**WHAT THE EXERCISE ASKS**: Your task is to print every entry below exactly as given.

**DATA EXCERPTS**:

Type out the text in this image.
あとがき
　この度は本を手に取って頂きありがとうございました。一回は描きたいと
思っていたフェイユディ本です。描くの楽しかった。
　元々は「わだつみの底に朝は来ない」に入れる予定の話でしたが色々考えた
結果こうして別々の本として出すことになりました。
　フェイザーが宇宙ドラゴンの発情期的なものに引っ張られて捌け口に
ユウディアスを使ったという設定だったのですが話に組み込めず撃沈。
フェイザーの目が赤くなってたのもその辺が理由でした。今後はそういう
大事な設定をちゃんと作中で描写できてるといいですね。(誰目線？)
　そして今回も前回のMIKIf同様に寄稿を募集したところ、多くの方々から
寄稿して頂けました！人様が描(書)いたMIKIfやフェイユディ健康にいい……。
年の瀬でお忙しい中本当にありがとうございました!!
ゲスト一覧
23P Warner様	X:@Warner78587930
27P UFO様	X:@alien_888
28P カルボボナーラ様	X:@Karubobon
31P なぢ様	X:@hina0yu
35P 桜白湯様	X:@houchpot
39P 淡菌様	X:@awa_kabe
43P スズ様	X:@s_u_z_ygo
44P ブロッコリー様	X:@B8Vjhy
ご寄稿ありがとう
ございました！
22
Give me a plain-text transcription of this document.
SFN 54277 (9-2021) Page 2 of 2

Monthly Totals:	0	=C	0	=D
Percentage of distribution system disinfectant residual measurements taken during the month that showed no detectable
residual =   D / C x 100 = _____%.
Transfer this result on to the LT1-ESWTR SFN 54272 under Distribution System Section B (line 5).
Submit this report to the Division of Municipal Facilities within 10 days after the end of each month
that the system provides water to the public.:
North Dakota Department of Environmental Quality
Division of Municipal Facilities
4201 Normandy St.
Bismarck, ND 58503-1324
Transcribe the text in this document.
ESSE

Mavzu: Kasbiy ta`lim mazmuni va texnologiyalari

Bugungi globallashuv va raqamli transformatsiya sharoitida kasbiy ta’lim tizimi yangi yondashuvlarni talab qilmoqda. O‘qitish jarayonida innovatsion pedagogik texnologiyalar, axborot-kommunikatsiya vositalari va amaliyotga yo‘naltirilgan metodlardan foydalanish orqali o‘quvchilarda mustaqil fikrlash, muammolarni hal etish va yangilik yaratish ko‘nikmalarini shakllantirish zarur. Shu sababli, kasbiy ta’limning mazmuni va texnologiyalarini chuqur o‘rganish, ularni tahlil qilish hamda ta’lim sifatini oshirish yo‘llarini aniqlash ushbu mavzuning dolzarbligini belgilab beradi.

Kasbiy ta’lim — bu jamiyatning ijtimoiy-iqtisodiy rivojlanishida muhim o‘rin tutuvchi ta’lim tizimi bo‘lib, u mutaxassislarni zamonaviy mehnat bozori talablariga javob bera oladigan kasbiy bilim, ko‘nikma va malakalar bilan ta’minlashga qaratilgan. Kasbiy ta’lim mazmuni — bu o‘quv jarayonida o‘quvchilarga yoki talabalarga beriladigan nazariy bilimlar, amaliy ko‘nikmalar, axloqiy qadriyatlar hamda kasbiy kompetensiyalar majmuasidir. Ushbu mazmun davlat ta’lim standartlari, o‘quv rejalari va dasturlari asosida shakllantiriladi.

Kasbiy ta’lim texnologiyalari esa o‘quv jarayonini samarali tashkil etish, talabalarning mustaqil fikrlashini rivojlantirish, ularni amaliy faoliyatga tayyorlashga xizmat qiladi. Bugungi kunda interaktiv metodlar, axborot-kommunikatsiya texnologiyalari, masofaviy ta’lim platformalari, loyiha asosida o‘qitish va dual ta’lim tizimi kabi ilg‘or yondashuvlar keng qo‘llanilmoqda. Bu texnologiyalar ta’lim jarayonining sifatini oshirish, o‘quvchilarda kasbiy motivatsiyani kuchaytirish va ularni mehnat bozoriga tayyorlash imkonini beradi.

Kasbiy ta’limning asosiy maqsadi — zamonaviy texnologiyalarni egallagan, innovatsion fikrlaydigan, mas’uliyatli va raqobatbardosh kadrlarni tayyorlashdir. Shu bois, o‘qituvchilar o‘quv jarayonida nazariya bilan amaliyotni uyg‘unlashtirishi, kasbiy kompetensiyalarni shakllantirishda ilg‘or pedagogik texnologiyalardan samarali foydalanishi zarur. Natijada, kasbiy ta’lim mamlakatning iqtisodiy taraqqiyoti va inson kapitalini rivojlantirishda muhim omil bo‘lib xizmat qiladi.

**WRITTEN RESPONSE**:
Type out the text in this image.
あとがき
　この度は本を手に取って頂きありがとうございました。一回は描きたいと
思っていたフェイユディ本です。描くの楽しかった。
　元々は「わだつみの底に朝は来ない」に入れる予定の話でしたが色々考えた
結果こうして別々の本として出すことになりました。
　フェイザーが宇宙ドラゴンの発情期的なものに引っ張られて捌け口に
ユウディアスを使ったという設定だったのですが話に組み込めず撃沈。
フェイザーの目が赤くなってたのもその辺が理由でした。今後はそういう
大事な設定をちゃんと作中で描写できてるといいですね。(誰目線？)
　そして今回も前回のMIKIf同様に寄稿を募集したところ、多くの方々から
寄稿して頂けました！人様が描(書)いたMIKIfやフェイユディ健康にいい……。
年の瀬でお忙しい中本当にありがとうございました!!
ゲスト一覧
23P Warner様	X:@Warner78587930
27P UFO様	X:@alien_888
28P カルボボナーラ様	X:@Karubobon
31P なぢ様	X:@hina0yu
35P 桜白湯様	X:@houchpot
39P 淡菌様	X:@awa_kabe
43P スズ様	X:@s_u_z_ygo
44P ブロッコリー様	X:@B8Vjhy
ご寄稿ありがとう
ございました！
22
Give me a plain-text transcription of this document.
SFN 54277 (9-2021) Page 2 of 2

Monthly Totals:	0	=C	0	=D
Percentage of distribution system disinfectant residual measurements taken during the month that showed no detectable
residual =   D / C x 100 = _____%.
Transfer this result on to the LT1-ESWTR SFN 54272 under Distribution System Section B (line 5).
Submit this report to the Division of Municipal Facilities within 10 days after the end of each month
that the system provides water to the public.:
North Dakota Department of Environmental Quality
Division of Municipal Facilities
4201 Normandy St.
Bismarck, ND 58503-1324
Transcribe the text in this document.
ESSE

Mavzu: Kasbiy ta`lim mazmuni va texnologiyalari

Bugungi globallashuv va raqamli transformatsiya sharoitida kasbiy ta’lim tizimi yangi yondashuvlarni talab qilmoqda. O‘qitish jarayonida innovatsion pedagogik texnologiyalar, axborot-kommunikatsiya vositalari va amaliyotga yo‘naltirilgan metodlardan foydalanish orqali o‘quvchilarda mustaqil fikrlash, muammolarni hal etish va yangilik yaratish ko‘nikmalarini shakllantirish zarur. Shu sababli, kasbiy ta’limning mazmuni va texnologiyalarini chuqur o‘rganish, ularni tahlil qilish hamda ta’lim sifatini oshirish yo‘llarini aniqlash ushbu mavzuning dolzarbligini belgilab beradi.

Kasbiy ta’lim — bu jamiyatning ijtimoiy-iqtisodiy rivojlanishida muhim o‘rin tutuvchi ta’lim tizimi bo‘lib, u mutaxassislarni zamonaviy mehnat bozori talablariga javob bera oladigan kasbiy bilim, ko‘nikma va malakalar bilan ta’minlashga qaratilgan. Kasbiy ta’lim mazmuni — bu o‘quv jarayonida o‘quvchilarga yoki talabalarga beriladigan nazariy bilimlar, amaliy ko‘nikmalar, axloqiy qadriyatlar hamda kasbiy kompetensiyalar majmuasidir. Ushbu mazmun davlat ta’lim standartlari, o‘quv rejalari va dasturlari asosida shakllantiriladi.

Kasbiy ta’lim texnologiyalari esa o‘quv jarayonini samarali tashkil etish, talabalarning mustaqil fikrlashini rivojlantirish, ularni amaliy faoliyatga tayyorlashga xizmat qiladi. Bugungi kunda interaktiv metodlar, axborot-kommunikatsiya texnologiyalari, masofaviy ta’lim platformalari, loyiha asosida o‘qitish va dual ta’lim tizimi kabi ilg‘or yondashuvlar keng qo‘llanilmoqda. Bu texnologiyalar ta’lim jarayonining sifatini oshirish, o‘quvchilarda kasbiy motivatsiyani kuchaytirish va ularni mehnat bozoriga tayyorlash imkonini beradi.

Kasbiy ta’limning asosiy maqsadi — zamonaviy texnologiyalarni egallagan, innovatsion fikrlaydigan, mas’uliyatli va raqobatbardosh kadrlarni tayyorlashdir. Shu bois, o‘qituvchilar o‘quv jarayonida nazariya bilan amaliyotni uyg‘unlashtirishi, kasbiy kompetensiyalarni shakllantirishda ilg‘or pedagogik texnologiyalardan samarali foydalanishi zarur. Natijada, kasbiy ta’lim mamlakatning iqtisodiy taraqqiyoti va inson kapitalini rivojlantirishda muhim omil bo‘lib xizmat qiladi.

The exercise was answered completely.